> Stated problem: Give only the number of lines in these records that contain the word "Reserves".

> Data extract:
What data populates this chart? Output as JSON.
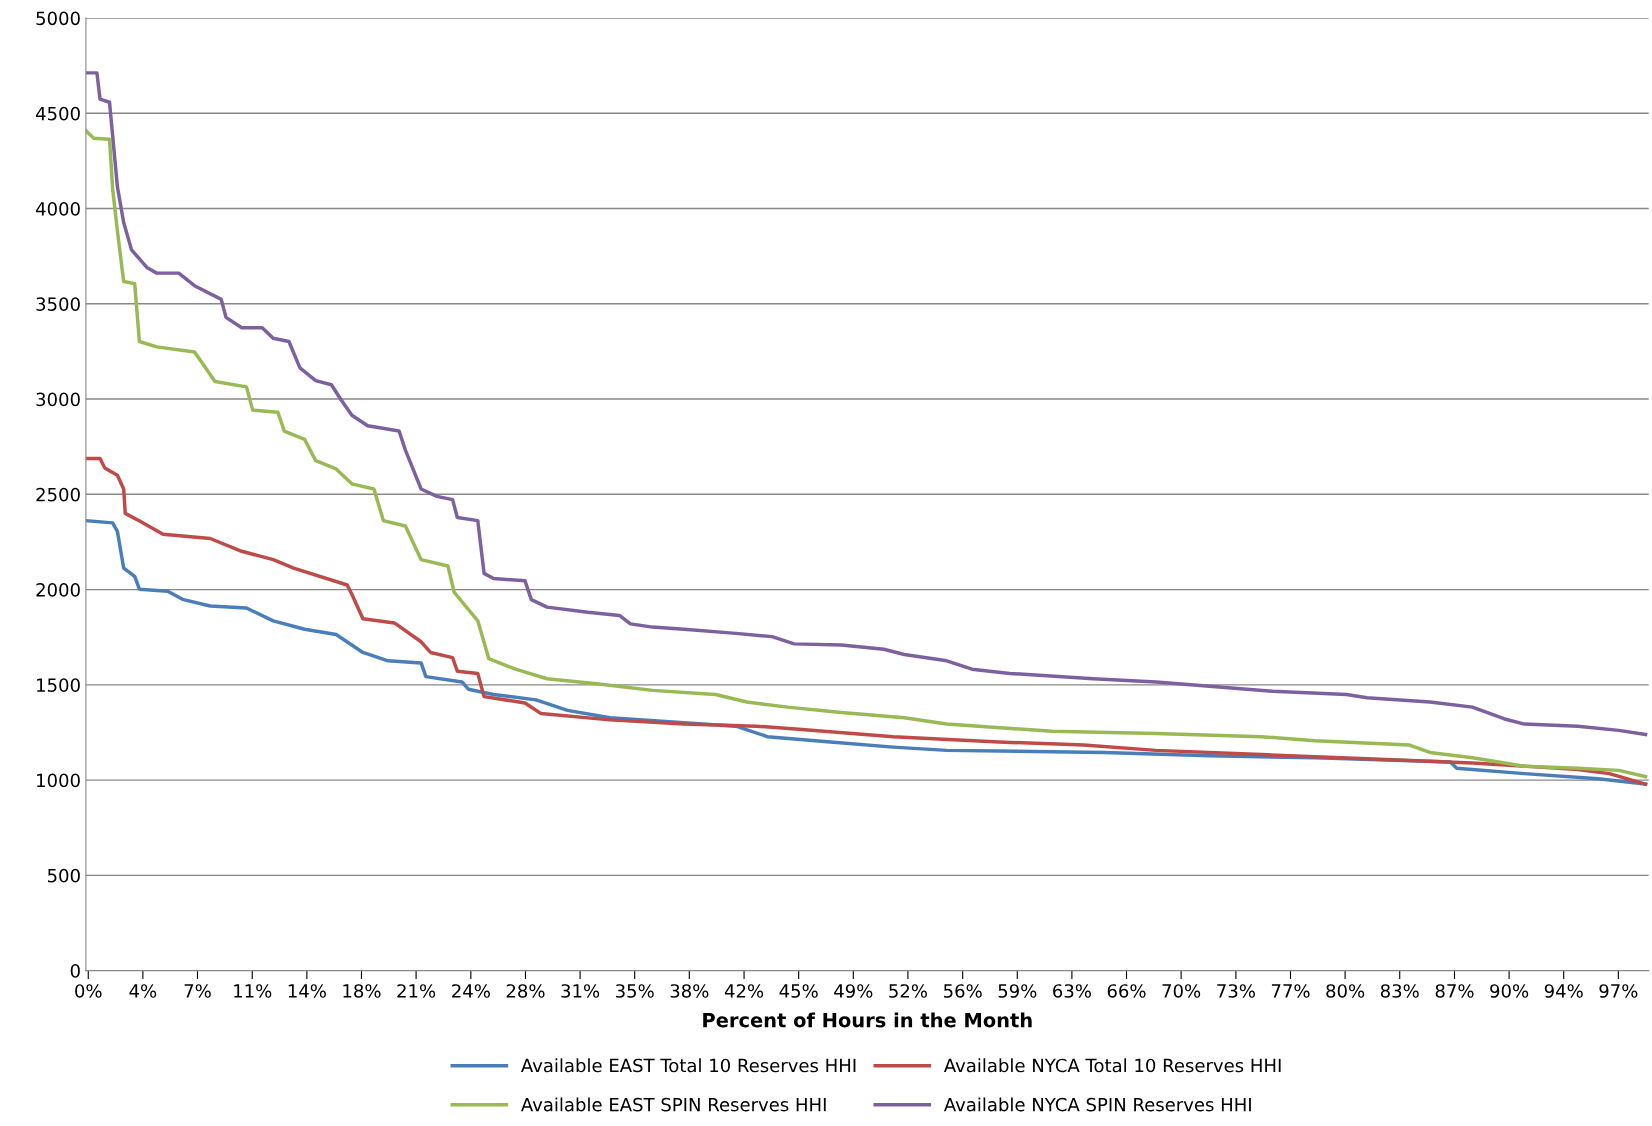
{
  "chart_data": {
    "type": "line",
    "xlabel": "Percent of Hours in the Month",
    "xlim": [
      0,
      99.3
    ],
    "ylim": [
      0,
      5000
    ],
    "yticks": [
      0,
      500,
      1000,
      1500,
      2000,
      2500,
      3000,
      3500,
      4000,
      4500,
      5000
    ],
    "xticks": [
      {
        "value": 0.15,
        "label": "0%"
      },
      {
        "value": 3.62,
        "label": "4%"
      },
      {
        "value": 7.09,
        "label": "7%"
      },
      {
        "value": 10.57,
        "label": "11%"
      },
      {
        "value": 14.04,
        "label": "14%"
      },
      {
        "value": 17.51,
        "label": "18%"
      },
      {
        "value": 20.98,
        "label": "21%"
      },
      {
        "value": 24.46,
        "label": "24%"
      },
      {
        "value": 27.93,
        "label": "28%"
      },
      {
        "value": 31.4,
        "label": "31%"
      },
      {
        "value": 34.87,
        "label": "35%"
      },
      {
        "value": 38.34,
        "label": "38%"
      },
      {
        "value": 41.82,
        "label": "42%"
      },
      {
        "value": 45.29,
        "label": "45%"
      },
      {
        "value": 48.76,
        "label": "49%"
      },
      {
        "value": 52.23,
        "label": "52%"
      },
      {
        "value": 55.71,
        "label": "56%"
      },
      {
        "value": 59.18,
        "label": "59%"
      },
      {
        "value": 62.65,
        "label": "63%"
      },
      {
        "value": 66.12,
        "label": "66%"
      },
      {
        "value": 69.59,
        "label": "70%"
      },
      {
        "value": 73.07,
        "label": "73%"
      },
      {
        "value": 76.54,
        "label": "77%"
      },
      {
        "value": 80.01,
        "label": "80%"
      },
      {
        "value": 83.48,
        "label": "83%"
      },
      {
        "value": 86.96,
        "label": "87%"
      },
      {
        "value": 90.43,
        "label": "90%"
      },
      {
        "value": 93.9,
        "label": "94%"
      },
      {
        "value": 97.37,
        "label": "97%"
      }
    ],
    "grid": "y",
    "legend": "bottom",
    "marker": "none",
    "line_style": "solid",
    "series": [
      {
        "name": "Available EAST Total 10 Reserves HHI",
        "color": "#4a7ebb",
        "x": [
          0,
          1.7,
          2.0,
          2.4,
          3.1,
          3.4,
          5.2,
          6.2,
          7.9,
          10.2,
          11.9,
          13.9,
          15.9,
          17.6,
          19.2,
          21.3,
          21.6,
          23.9,
          24.3,
          25.9,
          28.6,
          30.6,
          33.3,
          37.3,
          41.3,
          43.3,
          47.3,
          51.3,
          54.7,
          64.7,
          71.4,
          78.1,
          86.7,
          87.1,
          91.4,
          96.1,
          99.1
        ],
        "values": [
          2362,
          2350,
          2306,
          2113,
          2069,
          2002,
          1991,
          1947,
          1914,
          1903,
          1836,
          1792,
          1764,
          1670,
          1626,
          1615,
          1543,
          1515,
          1477,
          1449,
          1421,
          1366,
          1327,
          1305,
          1283,
          1228,
          1200,
          1173,
          1156,
          1145,
          1128,
          1117,
          1095,
          1062,
          1034,
          1007,
          979
        ]
      },
      {
        "name": "Available NYCA Total 10 Reserves HHI",
        "color": "#be4b48",
        "x": [
          0,
          0.9,
          1.2,
          2.0,
          2.4,
          2.5,
          3.5,
          4.9,
          7.9,
          9.9,
          11.9,
          13.2,
          16.6,
          16.9,
          17.6,
          19.6,
          21.3,
          21.9,
          23.3,
          23.6,
          24.9,
          25.3,
          27.9,
          28.9,
          33.3,
          38.0,
          42.6,
          45.3,
          51.3,
          58.0,
          63.4,
          68.0,
          74.7,
          81.4,
          88.1,
          94.8,
          96.8,
          99.1
        ],
        "values": [
          2688,
          2688,
          2638,
          2600,
          2528,
          2400,
          2356,
          2290,
          2268,
          2201,
          2157,
          2113,
          2024,
          1975,
          1847,
          1825,
          1726,
          1670,
          1643,
          1571,
          1560,
          1438,
          1405,
          1350,
          1316,
          1294,
          1283,
          1267,
          1228,
          1200,
          1184,
          1156,
          1134,
          1112,
          1090,
          1056,
          1034,
          979
        ]
      },
      {
        "name": "Available EAST SPIN Reserves HHI",
        "color": "#98b954",
        "x": [
          0,
          0.5,
          1.5,
          1.7,
          2.0,
          2.4,
          3.1,
          3.4,
          4.5,
          6.9,
          7.6,
          8.2,
          10.2,
          10.6,
          12.2,
          12.6,
          13.9,
          14.6,
          15.9,
          16.9,
          18.3,
          18.9,
          20.3,
          21.3,
          23.0,
          23.4,
          24.9,
          25.6,
          27.3,
          29.3,
          32.6,
          36.0,
          40.0,
          42.0,
          44.6,
          48.0,
          52.0,
          54.7,
          61.4,
          68.0,
          74.7,
          78.1,
          84.1,
          85.4,
          88.1,
          91.4,
          94.8,
          97.4,
          99.1
        ],
        "values": [
          4408,
          4369,
          4364,
          4104,
          3883,
          3617,
          3606,
          3302,
          3274,
          3247,
          3164,
          3092,
          3064,
          2942,
          2931,
          2832,
          2788,
          2677,
          2633,
          2555,
          2528,
          2362,
          2334,
          2157,
          2124,
          1986,
          1836,
          1637,
          1582,
          1532,
          1504,
          1471,
          1449,
          1410,
          1383,
          1355,
          1327,
          1294,
          1256,
          1244,
          1228,
          1206,
          1184,
          1145,
          1117,
          1073,
          1062,
          1051,
          1018
        ]
      },
      {
        "name": "Available NYCA SPIN Reserves HHI",
        "color": "#7d60a0",
        "x": [
          0,
          0.7,
          0.9,
          1.5,
          1.7,
          2.0,
          2.4,
          2.9,
          3.9,
          4.5,
          5.9,
          6.9,
          8.6,
          8.9,
          9.9,
          11.2,
          11.9,
          12.9,
          13.6,
          14.6,
          15.6,
          16.2,
          16.9,
          17.9,
          19.9,
          20.3,
          21.3,
          22.3,
          23.3,
          23.6,
          24.9,
          25.3,
          25.9,
          27.9,
          28.3,
          29.3,
          31.9,
          33.9,
          34.6,
          36.0,
          38.0,
          41.3,
          43.6,
          45.0,
          48.0,
          50.7,
          52.0,
          54.7,
          56.3,
          58.7,
          64.0,
          68.0,
          71.4,
          75.4,
          80.1,
          81.4,
          85.4,
          88.1,
          90.1,
          91.4,
          94.8,
          97.4,
          99.1
        ],
        "values": [
          4712,
          4712,
          4574,
          4558,
          4381,
          4115,
          3927,
          3783,
          3689,
          3661,
          3661,
          3595,
          3523,
          3429,
          3374,
          3374,
          3319,
          3302,
          3164,
          3097,
          3075,
          2998,
          2915,
          2860,
          2832,
          2732,
          2528,
          2489,
          2472,
          2378,
          2362,
          2085,
          2058,
          2046,
          1947,
          1908,
          1881,
          1864,
          1820,
          1803,
          1792,
          1770,
          1753,
          1715,
          1709,
          1687,
          1659,
          1626,
          1582,
          1560,
          1532,
          1515,
          1493,
          1466,
          1449,
          1432,
          1410,
          1383,
          1322,
          1294,
          1283,
          1261,
          1239
        ]
      }
    ]
  }
}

> Expected output: 4